EXERCISE TASK: Scan the data below for the string "image". Show every line where it turns up.

(Data items)
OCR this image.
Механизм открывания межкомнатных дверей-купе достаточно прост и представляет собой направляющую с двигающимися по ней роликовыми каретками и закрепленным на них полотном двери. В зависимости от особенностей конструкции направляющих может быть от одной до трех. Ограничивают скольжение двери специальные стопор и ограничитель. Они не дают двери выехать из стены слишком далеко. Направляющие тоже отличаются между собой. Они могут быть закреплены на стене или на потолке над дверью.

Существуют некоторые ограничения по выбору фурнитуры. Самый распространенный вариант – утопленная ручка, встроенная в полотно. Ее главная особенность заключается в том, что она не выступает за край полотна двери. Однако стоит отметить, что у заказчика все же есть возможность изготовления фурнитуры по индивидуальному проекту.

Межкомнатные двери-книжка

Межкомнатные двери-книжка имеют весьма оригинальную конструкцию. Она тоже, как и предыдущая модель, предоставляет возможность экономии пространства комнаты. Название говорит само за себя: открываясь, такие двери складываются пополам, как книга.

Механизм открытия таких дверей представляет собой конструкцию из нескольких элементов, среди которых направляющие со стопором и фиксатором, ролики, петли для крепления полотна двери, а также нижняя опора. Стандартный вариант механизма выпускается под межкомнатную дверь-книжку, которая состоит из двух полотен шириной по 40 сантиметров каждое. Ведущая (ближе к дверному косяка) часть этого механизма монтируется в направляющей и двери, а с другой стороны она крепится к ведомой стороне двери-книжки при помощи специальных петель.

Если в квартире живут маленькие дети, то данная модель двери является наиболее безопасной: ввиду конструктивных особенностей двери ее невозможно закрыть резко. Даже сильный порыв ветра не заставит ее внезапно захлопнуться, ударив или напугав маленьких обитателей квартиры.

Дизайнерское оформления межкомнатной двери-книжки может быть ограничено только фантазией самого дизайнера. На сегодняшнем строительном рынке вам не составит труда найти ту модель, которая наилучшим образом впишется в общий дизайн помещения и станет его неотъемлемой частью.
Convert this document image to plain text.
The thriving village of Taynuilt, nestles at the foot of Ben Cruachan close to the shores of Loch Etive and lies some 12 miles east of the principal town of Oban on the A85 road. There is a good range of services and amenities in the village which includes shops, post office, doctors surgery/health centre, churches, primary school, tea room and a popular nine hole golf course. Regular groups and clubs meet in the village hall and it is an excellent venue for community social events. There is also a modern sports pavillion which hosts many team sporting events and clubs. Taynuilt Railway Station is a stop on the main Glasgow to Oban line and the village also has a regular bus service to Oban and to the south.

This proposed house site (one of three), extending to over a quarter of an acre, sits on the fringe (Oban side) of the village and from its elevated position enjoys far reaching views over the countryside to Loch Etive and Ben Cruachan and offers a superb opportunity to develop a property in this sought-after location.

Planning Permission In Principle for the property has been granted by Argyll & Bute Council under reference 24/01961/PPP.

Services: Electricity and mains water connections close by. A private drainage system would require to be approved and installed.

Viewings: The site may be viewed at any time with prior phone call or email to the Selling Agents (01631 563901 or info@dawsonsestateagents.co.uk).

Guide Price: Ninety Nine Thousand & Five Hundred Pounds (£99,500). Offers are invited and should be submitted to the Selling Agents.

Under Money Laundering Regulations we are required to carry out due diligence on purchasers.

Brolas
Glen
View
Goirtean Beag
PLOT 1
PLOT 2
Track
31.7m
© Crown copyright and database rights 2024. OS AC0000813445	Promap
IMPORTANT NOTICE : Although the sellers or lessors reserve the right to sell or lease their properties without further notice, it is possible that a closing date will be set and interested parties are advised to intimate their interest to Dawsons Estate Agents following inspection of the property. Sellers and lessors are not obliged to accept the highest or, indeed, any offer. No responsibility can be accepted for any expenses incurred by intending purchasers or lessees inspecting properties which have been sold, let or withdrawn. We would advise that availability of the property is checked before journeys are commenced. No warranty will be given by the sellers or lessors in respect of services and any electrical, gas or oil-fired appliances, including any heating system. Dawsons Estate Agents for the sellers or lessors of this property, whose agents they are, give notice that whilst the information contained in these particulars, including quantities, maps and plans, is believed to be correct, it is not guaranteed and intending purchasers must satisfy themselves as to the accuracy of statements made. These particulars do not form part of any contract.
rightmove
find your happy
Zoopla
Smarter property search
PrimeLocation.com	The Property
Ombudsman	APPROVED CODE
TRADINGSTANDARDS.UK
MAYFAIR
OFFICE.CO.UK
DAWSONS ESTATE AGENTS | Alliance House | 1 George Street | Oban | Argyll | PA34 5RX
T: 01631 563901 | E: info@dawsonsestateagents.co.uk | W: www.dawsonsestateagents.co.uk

EXERCISE OUTPUT:
OCR this image.
Convert this document image to plain text.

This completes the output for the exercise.